— Begin —
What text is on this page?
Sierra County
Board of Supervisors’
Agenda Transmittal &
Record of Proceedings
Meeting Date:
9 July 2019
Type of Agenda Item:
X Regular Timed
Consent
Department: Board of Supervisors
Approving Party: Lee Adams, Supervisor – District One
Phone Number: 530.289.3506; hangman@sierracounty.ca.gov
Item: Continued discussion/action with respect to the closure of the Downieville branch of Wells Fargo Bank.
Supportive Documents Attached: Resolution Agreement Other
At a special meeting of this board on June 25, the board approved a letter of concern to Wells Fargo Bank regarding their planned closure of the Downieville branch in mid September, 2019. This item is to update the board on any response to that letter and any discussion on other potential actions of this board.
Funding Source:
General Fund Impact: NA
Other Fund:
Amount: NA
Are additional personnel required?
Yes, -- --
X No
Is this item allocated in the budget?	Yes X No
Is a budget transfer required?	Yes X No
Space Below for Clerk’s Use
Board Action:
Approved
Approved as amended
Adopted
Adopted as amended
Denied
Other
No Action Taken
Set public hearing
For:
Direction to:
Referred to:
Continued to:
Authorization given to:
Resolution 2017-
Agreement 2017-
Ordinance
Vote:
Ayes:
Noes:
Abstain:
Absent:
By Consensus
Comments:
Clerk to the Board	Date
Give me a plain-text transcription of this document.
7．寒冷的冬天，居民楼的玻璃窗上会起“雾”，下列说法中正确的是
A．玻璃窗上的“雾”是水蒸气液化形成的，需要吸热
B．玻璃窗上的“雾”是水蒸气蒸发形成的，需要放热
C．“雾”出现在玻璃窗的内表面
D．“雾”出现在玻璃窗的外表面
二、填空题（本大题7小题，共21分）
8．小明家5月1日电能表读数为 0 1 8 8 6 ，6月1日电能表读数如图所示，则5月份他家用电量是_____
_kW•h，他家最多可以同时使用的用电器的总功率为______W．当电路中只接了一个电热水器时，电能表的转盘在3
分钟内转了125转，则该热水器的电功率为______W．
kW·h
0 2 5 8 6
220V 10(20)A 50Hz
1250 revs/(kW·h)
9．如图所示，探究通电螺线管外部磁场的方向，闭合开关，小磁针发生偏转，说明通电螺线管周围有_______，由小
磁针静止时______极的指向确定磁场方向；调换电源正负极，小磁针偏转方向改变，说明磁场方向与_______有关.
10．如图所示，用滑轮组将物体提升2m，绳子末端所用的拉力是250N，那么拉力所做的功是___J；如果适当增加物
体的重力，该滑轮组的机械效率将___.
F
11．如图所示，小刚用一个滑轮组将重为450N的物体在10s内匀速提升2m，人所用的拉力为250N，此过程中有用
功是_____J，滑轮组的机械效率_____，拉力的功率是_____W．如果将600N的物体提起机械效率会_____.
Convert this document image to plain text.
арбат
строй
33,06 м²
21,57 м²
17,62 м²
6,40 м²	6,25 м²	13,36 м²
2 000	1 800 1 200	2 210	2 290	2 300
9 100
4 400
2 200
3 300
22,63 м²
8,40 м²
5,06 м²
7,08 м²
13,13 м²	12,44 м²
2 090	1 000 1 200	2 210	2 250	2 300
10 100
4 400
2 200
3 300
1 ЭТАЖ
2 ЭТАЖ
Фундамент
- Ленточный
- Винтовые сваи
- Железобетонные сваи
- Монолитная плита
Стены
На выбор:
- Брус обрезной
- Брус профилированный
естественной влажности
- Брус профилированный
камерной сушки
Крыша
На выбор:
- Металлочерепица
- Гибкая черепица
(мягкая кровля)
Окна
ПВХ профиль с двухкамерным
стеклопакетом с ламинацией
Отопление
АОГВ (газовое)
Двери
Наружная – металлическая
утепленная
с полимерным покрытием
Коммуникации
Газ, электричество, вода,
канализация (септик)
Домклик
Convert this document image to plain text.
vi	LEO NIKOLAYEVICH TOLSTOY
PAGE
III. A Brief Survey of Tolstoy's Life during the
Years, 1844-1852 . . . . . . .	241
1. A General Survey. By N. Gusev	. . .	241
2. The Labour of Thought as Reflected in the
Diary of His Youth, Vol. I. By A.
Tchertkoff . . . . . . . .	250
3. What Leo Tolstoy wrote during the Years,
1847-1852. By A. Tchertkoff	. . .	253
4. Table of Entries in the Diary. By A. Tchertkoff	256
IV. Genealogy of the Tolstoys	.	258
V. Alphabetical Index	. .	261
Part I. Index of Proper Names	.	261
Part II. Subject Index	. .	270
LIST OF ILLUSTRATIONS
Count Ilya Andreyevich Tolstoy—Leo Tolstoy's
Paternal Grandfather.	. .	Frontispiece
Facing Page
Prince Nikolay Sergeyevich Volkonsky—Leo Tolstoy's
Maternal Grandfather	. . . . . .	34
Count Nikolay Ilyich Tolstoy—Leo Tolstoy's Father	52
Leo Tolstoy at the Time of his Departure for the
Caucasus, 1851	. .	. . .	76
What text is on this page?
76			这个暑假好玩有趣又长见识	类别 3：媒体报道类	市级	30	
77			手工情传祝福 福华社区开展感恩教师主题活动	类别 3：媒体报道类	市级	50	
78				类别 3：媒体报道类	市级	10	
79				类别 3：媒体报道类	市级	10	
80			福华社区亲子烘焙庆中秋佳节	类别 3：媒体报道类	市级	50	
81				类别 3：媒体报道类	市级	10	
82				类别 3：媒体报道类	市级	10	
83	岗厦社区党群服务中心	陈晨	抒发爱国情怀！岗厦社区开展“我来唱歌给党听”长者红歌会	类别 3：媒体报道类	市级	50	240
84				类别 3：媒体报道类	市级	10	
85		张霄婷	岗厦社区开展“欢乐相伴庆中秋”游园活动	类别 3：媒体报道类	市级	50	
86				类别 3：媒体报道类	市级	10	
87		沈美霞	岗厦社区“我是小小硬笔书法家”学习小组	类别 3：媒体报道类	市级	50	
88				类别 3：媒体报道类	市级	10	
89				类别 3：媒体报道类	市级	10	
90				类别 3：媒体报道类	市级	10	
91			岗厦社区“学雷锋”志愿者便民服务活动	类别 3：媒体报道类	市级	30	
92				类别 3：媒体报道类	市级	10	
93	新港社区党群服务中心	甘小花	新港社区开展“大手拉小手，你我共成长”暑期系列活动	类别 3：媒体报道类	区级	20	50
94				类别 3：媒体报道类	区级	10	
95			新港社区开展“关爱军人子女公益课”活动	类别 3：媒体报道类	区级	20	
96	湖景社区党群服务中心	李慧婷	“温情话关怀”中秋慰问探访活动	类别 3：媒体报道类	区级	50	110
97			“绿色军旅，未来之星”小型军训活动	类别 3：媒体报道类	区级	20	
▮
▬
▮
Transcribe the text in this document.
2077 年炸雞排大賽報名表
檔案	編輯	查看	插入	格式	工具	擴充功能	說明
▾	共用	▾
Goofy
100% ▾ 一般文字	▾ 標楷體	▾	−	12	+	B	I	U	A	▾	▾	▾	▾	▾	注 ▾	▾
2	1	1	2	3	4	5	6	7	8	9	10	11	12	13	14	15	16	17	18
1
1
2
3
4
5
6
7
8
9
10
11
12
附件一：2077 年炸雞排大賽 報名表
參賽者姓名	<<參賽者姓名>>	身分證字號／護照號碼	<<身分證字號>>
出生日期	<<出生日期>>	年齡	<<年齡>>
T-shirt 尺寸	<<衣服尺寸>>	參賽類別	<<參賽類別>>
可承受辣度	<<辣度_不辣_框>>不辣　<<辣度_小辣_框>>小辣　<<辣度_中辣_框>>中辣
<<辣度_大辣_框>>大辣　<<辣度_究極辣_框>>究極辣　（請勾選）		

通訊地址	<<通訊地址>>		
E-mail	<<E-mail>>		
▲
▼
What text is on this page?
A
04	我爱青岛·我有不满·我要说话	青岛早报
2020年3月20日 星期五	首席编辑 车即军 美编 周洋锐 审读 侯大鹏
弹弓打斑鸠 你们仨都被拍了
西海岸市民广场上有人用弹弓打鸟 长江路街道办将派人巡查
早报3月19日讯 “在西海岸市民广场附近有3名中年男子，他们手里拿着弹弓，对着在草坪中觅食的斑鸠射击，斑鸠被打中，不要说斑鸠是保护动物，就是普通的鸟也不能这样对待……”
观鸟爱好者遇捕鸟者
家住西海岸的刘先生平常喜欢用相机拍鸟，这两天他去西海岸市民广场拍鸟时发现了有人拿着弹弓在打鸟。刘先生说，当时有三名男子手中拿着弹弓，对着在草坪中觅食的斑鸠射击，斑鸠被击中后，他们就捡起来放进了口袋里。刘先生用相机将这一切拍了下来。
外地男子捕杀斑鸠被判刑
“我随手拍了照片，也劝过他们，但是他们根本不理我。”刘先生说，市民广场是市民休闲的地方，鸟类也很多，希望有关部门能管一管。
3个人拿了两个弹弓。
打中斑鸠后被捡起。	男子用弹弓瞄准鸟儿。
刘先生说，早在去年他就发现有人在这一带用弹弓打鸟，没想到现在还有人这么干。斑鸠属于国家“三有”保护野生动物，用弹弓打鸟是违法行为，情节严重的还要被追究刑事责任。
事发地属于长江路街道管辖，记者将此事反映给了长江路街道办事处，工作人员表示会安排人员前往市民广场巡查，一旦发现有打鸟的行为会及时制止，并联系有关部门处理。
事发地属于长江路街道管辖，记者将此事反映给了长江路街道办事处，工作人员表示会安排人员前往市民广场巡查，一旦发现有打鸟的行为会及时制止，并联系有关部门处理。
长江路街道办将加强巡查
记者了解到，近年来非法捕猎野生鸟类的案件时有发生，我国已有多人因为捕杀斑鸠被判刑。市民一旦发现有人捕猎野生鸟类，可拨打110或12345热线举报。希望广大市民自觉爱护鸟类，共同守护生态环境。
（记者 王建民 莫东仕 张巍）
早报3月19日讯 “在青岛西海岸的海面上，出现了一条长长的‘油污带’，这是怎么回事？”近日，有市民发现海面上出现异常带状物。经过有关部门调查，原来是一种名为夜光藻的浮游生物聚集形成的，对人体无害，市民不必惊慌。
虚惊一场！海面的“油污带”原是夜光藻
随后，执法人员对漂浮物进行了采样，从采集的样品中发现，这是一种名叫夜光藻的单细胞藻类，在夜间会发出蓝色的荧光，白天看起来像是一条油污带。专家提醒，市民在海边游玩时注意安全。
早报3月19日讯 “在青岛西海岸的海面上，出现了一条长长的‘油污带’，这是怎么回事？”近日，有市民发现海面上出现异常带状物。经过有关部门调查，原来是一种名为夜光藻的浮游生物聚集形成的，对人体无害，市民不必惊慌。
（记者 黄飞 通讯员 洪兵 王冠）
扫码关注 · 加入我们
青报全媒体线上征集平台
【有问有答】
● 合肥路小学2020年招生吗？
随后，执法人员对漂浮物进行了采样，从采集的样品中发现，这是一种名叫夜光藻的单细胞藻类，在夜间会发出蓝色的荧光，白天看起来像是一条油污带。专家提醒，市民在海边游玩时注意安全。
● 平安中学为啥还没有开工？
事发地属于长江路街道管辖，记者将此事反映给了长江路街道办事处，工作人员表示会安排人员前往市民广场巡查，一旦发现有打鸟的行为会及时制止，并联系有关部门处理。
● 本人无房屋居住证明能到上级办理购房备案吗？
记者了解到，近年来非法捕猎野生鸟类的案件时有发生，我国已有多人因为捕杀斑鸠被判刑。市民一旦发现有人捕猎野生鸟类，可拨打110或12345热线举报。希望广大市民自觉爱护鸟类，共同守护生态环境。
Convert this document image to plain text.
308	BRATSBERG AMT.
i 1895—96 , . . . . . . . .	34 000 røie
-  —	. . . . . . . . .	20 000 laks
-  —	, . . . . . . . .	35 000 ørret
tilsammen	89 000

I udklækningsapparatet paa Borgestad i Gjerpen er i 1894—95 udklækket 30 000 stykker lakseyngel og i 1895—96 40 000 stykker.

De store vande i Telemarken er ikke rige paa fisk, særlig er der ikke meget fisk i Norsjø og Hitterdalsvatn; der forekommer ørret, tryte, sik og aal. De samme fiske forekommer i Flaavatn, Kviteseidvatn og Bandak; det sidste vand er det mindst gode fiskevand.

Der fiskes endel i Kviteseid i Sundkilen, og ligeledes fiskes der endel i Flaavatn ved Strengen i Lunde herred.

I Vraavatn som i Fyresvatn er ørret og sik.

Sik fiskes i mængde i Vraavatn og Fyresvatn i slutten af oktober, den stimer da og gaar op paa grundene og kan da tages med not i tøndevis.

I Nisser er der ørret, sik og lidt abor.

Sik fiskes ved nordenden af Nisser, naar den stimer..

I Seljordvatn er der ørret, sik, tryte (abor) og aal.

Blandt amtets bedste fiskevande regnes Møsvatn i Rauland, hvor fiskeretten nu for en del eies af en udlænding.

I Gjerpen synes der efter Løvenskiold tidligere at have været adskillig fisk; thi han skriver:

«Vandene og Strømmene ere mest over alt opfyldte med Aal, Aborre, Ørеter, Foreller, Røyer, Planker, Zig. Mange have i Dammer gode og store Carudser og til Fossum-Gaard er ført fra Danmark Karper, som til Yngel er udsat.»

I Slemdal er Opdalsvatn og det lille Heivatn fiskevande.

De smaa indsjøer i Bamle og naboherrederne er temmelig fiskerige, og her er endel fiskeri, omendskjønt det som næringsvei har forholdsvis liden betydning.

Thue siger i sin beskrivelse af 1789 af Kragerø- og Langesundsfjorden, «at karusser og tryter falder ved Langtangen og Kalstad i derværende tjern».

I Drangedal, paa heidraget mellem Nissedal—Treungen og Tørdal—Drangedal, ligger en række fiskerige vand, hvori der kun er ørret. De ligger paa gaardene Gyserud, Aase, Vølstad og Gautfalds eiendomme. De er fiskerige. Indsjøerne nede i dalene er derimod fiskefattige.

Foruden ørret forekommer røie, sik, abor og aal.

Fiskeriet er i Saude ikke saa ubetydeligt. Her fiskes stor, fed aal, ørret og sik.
— End —
Tell how many lines of the material above hold "Wells", answering with a bare number.

2